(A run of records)
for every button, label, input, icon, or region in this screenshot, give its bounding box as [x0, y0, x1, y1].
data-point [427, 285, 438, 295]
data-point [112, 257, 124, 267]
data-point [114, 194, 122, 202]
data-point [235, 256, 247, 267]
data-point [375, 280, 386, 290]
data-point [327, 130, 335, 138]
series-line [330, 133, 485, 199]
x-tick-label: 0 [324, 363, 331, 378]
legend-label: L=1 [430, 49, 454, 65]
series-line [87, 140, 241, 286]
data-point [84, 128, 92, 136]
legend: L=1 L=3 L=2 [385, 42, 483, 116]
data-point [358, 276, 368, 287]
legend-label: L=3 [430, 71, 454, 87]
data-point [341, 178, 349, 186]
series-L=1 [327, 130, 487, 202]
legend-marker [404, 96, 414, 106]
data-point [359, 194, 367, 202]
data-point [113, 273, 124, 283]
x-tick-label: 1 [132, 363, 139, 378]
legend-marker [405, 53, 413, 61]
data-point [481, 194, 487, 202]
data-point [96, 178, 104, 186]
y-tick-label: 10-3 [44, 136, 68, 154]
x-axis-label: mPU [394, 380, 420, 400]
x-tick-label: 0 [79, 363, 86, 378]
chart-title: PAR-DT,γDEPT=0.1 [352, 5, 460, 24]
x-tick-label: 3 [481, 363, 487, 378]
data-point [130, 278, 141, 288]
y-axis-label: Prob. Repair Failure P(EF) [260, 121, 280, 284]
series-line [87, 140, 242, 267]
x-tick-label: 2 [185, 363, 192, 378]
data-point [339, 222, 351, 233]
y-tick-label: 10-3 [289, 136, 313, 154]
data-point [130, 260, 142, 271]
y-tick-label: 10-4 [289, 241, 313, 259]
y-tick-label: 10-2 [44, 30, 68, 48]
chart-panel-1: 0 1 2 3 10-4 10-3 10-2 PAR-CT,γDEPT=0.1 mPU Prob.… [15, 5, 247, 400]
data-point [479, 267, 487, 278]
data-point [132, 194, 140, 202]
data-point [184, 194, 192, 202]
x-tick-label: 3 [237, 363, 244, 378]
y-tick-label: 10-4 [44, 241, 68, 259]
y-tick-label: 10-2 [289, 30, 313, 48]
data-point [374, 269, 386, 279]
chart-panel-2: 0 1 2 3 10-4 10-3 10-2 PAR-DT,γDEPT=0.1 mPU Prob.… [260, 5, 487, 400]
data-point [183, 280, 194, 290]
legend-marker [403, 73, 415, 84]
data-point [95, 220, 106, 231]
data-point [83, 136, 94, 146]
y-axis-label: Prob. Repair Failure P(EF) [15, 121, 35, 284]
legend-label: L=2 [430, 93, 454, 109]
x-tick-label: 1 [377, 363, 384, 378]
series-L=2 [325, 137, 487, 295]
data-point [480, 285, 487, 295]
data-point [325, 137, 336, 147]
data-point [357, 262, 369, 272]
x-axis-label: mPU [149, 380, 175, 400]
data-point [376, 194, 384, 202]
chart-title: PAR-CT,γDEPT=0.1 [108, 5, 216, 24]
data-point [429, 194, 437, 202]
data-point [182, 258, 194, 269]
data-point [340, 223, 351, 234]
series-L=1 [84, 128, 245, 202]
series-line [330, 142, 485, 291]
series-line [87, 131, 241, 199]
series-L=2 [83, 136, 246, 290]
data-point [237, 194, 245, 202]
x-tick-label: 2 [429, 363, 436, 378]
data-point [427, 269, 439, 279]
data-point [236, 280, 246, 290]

**What this task involves**
Could you print all of the material above line for line, with nothing changed?

**Exercise output**
for every button, label, input, icon, or region in this screenshot, give its bounding box as [x0, y0, x1, y1].
data-point [427, 285, 438, 295]
data-point [112, 257, 124, 267]
data-point [114, 194, 122, 202]
data-point [235, 256, 247, 267]
data-point [375, 280, 386, 290]
data-point [327, 130, 335, 138]
series-line [330, 133, 485, 199]
x-tick-label: 0 [324, 363, 331, 378]
legend-label: L=1 [430, 49, 454, 65]
series-line [87, 140, 241, 286]
data-point [84, 128, 92, 136]
legend: L=1 L=3 L=2 [385, 42, 483, 116]
data-point [358, 276, 368, 287]
legend-label: L=3 [430, 71, 454, 87]
data-point [341, 178, 349, 186]
series-L=1 [327, 130, 487, 202]
legend-marker [404, 96, 414, 106]
data-point [359, 194, 367, 202]
data-point [113, 273, 124, 283]
x-tick-label: 1 [132, 363, 139, 378]
legend-marker [405, 53, 413, 61]
data-point [481, 194, 487, 202]
data-point [96, 178, 104, 186]
y-tick-label: 10-3 [44, 136, 68, 154]
x-axis-label: mPU [394, 380, 420, 400]
x-tick-label: 0 [79, 363, 86, 378]
chart-title: PAR-DT,γDEPT=0.1 [352, 5, 460, 24]
x-tick-label: 3 [481, 363, 487, 378]
data-point [130, 278, 141, 288]
y-axis-label: Prob. Repair Failure P(EF) [260, 121, 280, 284]
series-line [87, 140, 242, 267]
x-tick-label: 2 [185, 363, 192, 378]
data-point [339, 222, 351, 233]
y-tick-label: 10-3 [289, 136, 313, 154]
data-point [130, 260, 142, 271]
y-tick-label: 10-4 [289, 241, 313, 259]
y-tick-label: 10-2 [44, 30, 68, 48]
chart-panel-1: 0 1 2 3 10-4 10-3 10-2 PAR-CT,γDEPT=0.1 mPU Prob.… [15, 5, 247, 400]
data-point [479, 267, 487, 278]
data-point [132, 194, 140, 202]
data-point [184, 194, 192, 202]
x-tick-label: 3 [237, 363, 244, 378]
y-tick-label: 10-4 [44, 241, 68, 259]
y-tick-label: 10-2 [289, 30, 313, 48]
data-point [374, 269, 386, 279]
chart-panel-2: 0 1 2 3 10-4 10-3 10-2 PAR-DT,γDEPT=0.1 mPU Prob.… [260, 5, 487, 400]
data-point [183, 280, 194, 290]
legend-marker [403, 73, 415, 84]
data-point [95, 220, 106, 231]
data-point [83, 136, 94, 146]
y-axis-label: Prob. Repair Failure P(EF) [15, 121, 35, 284]
legend-label: L=2 [430, 93, 454, 109]
x-tick-label: 1 [377, 363, 384, 378]
series-L=2 [325, 137, 487, 295]
data-point [480, 285, 487, 295]
data-point [325, 137, 336, 147]
data-point [357, 262, 369, 272]
x-axis-label: mPU [149, 380, 175, 400]
data-point [376, 194, 384, 202]
chart-title: PAR-CT,γDEPT=0.1 [108, 5, 216, 24]
data-point [429, 194, 437, 202]
data-point [182, 258, 194, 269]
data-point [340, 223, 351, 234]
series-L=1 [84, 128, 245, 202]
series-line [330, 142, 485, 291]
series-line [87, 131, 241, 199]
series-L=2 [83, 136, 246, 290]
data-point [237, 194, 245, 202]
x-tick-label: 2 [429, 363, 436, 378]
data-point [427, 269, 439, 279]
data-point [236, 280, 246, 290]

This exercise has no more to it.